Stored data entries
===

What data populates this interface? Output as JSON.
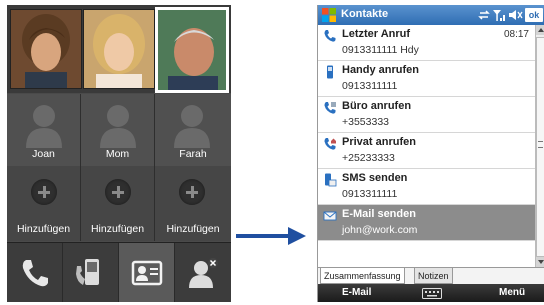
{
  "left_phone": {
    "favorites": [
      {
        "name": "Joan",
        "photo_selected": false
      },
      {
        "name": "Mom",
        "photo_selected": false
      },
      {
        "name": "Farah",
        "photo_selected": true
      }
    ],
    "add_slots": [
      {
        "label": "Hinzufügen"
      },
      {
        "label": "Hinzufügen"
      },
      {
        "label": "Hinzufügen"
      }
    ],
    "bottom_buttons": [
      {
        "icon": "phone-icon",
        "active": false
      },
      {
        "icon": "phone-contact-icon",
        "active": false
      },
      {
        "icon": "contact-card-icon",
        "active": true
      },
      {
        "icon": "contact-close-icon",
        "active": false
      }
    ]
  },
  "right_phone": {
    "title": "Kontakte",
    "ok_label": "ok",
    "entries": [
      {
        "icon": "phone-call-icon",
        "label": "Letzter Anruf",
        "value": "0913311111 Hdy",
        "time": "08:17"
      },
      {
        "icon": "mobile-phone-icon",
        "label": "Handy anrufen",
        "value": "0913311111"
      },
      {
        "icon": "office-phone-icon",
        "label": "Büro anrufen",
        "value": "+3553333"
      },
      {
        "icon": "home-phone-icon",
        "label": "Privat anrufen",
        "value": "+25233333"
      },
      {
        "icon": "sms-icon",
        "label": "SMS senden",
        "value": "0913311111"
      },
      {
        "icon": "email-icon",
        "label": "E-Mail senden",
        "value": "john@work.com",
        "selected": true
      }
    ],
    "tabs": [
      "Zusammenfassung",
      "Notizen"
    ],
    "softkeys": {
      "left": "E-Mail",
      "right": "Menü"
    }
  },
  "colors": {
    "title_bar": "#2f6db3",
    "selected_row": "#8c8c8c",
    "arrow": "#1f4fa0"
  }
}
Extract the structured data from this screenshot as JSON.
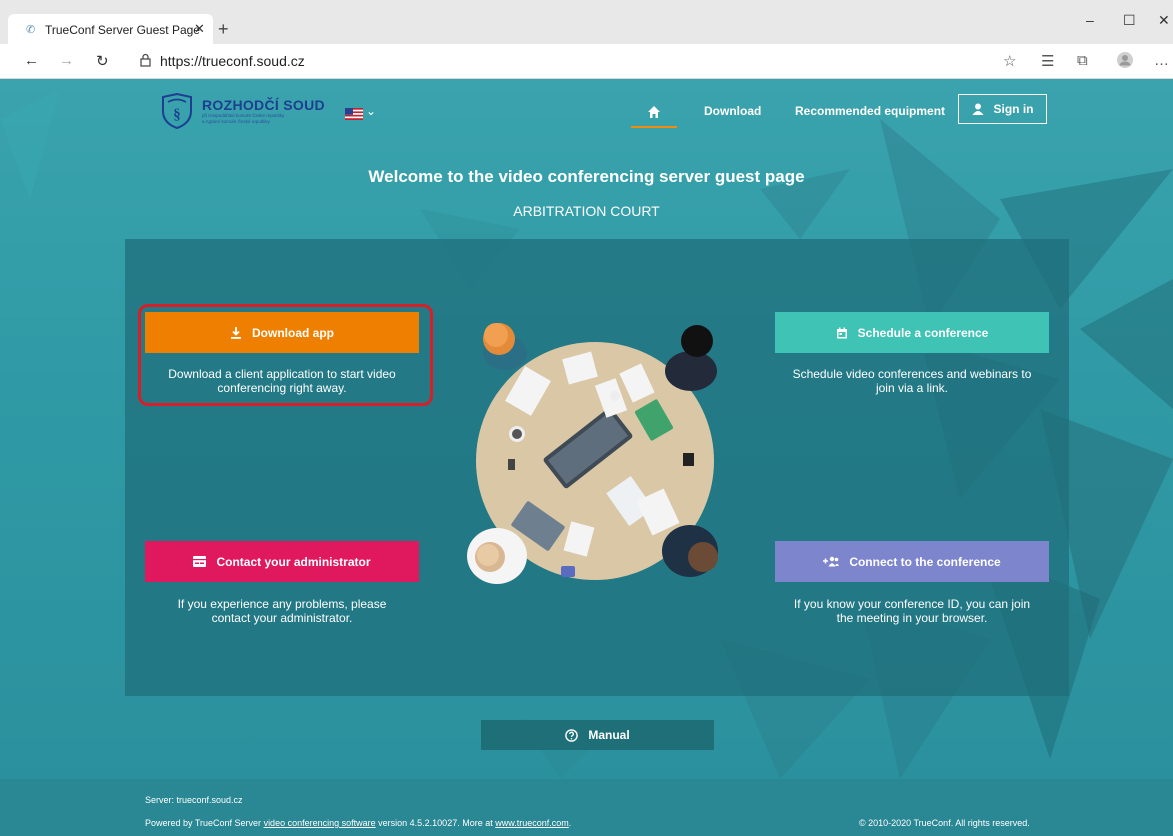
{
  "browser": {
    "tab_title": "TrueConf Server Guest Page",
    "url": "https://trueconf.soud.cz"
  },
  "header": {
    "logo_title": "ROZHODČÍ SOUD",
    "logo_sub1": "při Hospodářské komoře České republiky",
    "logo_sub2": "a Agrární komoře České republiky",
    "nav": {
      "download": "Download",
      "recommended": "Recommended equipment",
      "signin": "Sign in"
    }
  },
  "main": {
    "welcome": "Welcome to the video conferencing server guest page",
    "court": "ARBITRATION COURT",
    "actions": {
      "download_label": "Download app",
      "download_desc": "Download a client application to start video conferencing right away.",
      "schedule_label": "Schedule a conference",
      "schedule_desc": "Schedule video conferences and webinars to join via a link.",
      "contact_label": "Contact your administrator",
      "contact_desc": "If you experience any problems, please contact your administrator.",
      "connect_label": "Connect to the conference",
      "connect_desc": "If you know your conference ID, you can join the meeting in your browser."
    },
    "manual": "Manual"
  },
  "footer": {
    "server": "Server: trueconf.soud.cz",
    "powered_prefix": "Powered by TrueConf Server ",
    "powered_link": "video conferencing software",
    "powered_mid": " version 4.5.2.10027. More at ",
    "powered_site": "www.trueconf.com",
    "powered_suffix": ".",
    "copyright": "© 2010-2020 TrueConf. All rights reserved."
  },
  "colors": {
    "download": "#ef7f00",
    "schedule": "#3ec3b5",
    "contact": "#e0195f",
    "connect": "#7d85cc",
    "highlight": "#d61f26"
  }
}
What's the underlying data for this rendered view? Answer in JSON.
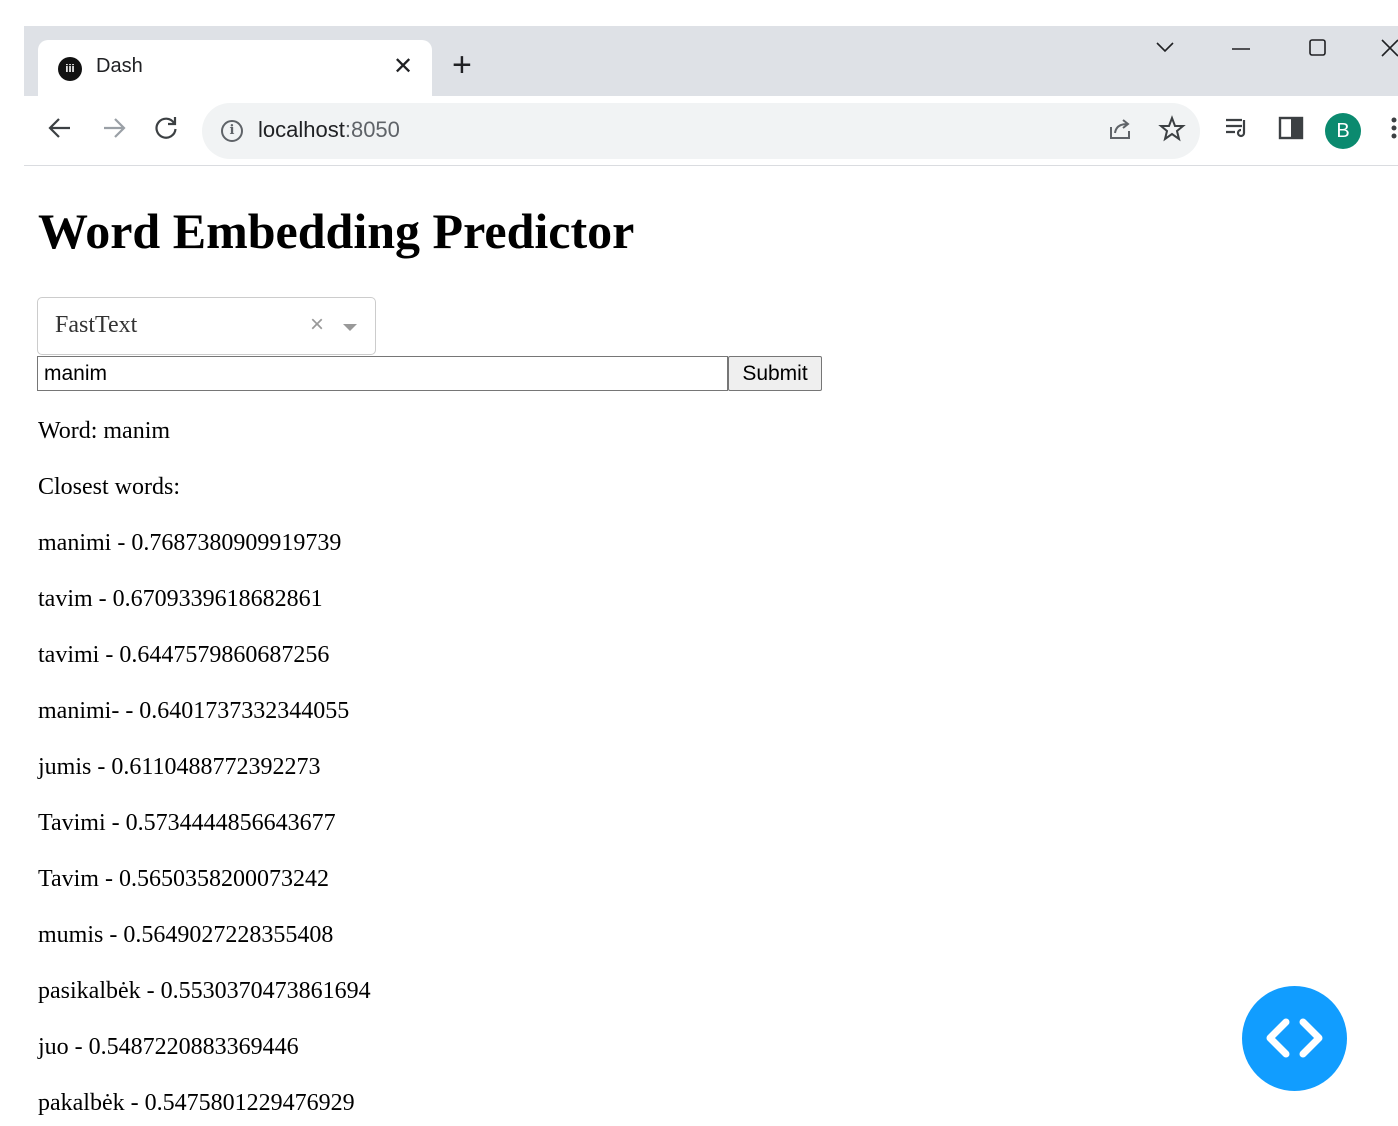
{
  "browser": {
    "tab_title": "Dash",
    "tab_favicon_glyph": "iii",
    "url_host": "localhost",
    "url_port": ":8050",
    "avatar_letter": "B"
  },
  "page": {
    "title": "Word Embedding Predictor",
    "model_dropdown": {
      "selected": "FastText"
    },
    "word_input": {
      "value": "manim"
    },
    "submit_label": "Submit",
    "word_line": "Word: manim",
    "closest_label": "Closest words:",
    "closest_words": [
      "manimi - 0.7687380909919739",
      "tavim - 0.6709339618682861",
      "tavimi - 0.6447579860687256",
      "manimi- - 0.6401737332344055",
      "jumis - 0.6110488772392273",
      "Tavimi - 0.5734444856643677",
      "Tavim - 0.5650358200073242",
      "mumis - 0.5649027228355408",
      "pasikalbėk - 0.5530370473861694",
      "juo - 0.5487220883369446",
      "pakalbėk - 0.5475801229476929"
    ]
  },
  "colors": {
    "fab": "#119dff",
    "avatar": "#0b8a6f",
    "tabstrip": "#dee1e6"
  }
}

===

### Problem details
All of the data needs repeating exactly, but the pictures do not.

### Solution to the problem
What data populates this interface? Output as JSON.
{
  "left_phone": {
    "favorites": [
      {
        "name": "Joan",
        "photo_selected": false
      },
      {
        "name": "Mom",
        "photo_selected": false
      },
      {
        "name": "Farah",
        "photo_selected": true
      }
    ],
    "add_slots": [
      {
        "label": "Hinzufügen"
      },
      {
        "label": "Hinzufügen"
      },
      {
        "label": "Hinzufügen"
      }
    ],
    "bottom_buttons": [
      {
        "icon": "phone-icon",
        "active": false
      },
      {
        "icon": "phone-contact-icon",
        "active": false
      },
      {
        "icon": "contact-card-icon",
        "active": true
      },
      {
        "icon": "contact-close-icon",
        "active": false
      }
    ]
  },
  "right_phone": {
    "title": "Kontakte",
    "ok_label": "ok",
    "entries": [
      {
        "icon": "phone-call-icon",
        "label": "Letzter Anruf",
        "value": "0913311111 Hdy",
        "time": "08:17"
      },
      {
        "icon": "mobile-phone-icon",
        "label": "Handy anrufen",
        "value": "0913311111"
      },
      {
        "icon": "office-phone-icon",
        "label": "Büro anrufen",
        "value": "+3553333"
      },
      {
        "icon": "home-phone-icon",
        "label": "Privat anrufen",
        "value": "+25233333"
      },
      {
        "icon": "sms-icon",
        "label": "SMS senden",
        "value": "0913311111"
      },
      {
        "icon": "email-icon",
        "label": "E-Mail senden",
        "value": "john@work.com",
        "selected": true
      }
    ],
    "tabs": [
      "Zusammenfassung",
      "Notizen"
    ],
    "softkeys": {
      "left": "E-Mail",
      "right": "Menü"
    }
  },
  "colors": {
    "title_bar": "#2f6db3",
    "selected_row": "#8c8c8c",
    "arrow": "#1f4fa0"
  }
}
Extract the structured data from this screenshot as JSON.
{
  "browser": {
    "tab_title": "TrueConf Server Guest Page",
    "url": "https://trueconf.soud.cz"
  },
  "header": {
    "logo_title": "ROZHODČÍ SOUD",
    "logo_sub1": "při Hospodářské komoře České republiky",
    "logo_sub2": "a Agrární komoře České republiky",
    "nav": {
      "download": "Download",
      "recommended": "Recommended equipment",
      "signin": "Sign in"
    }
  },
  "main": {
    "welcome": "Welcome to the video conferencing server guest page",
    "court": "ARBITRATION COURT",
    "actions": {
      "download_label": "Download app",
      "download_desc": "Download a client application to start video conferencing right away.",
      "schedule_label": "Schedule a conference",
      "schedule_desc": "Schedule video conferences and webinars to join via a link.",
      "contact_label": "Contact your administrator",
      "contact_desc": "If you experience any problems, please contact your administrator.",
      "connect_label": "Connect to the conference",
      "connect_desc": "If you know your conference ID, you can join the meeting in your browser."
    },
    "manual": "Manual"
  },
  "footer": {
    "server": "Server: trueconf.soud.cz",
    "powered_prefix": "Powered by TrueConf Server ",
    "powered_link": "video conferencing software",
    "powered_mid": " version 4.5.2.10027. More at ",
    "powered_site": "www.trueconf.com",
    "powered_suffix": ".",
    "copyright": "© 2010-2020 TrueConf. All rights reserved."
  },
  "colors": {
    "download": "#ef7f00",
    "schedule": "#3ec3b5",
    "contact": "#e0195f",
    "connect": "#7d85cc",
    "highlight": "#d61f26"
  }
}
What's the underlying data for this rendered view? Answer in JSON.
{
  "browser": {
    "tab_title": "Dash",
    "tab_favicon_glyph": "iii",
    "url_host": "localhost",
    "url_port": ":8050",
    "avatar_letter": "B"
  },
  "page": {
    "title": "Word Embedding Predictor",
    "model_dropdown": {
      "selected": "FastText"
    },
    "word_input": {
      "value": "manim"
    },
    "submit_label": "Submit",
    "word_line": "Word: manim",
    "closest_label": "Closest words:",
    "closest_words": [
      "manimi - 0.7687380909919739",
      "tavim - 0.6709339618682861",
      "tavimi - 0.6447579860687256",
      "manimi- - 0.6401737332344055",
      "jumis - 0.6110488772392273",
      "Tavimi - 0.5734444856643677",
      "Tavim - 0.5650358200073242",
      "mumis - 0.5649027228355408",
      "pasikalbėk - 0.5530370473861694",
      "juo - 0.5487220883369446",
      "pakalbėk - 0.5475801229476929"
    ]
  },
  "colors": {
    "fab": "#119dff",
    "avatar": "#0b8a6f",
    "tabstrip": "#dee1e6"
  }
}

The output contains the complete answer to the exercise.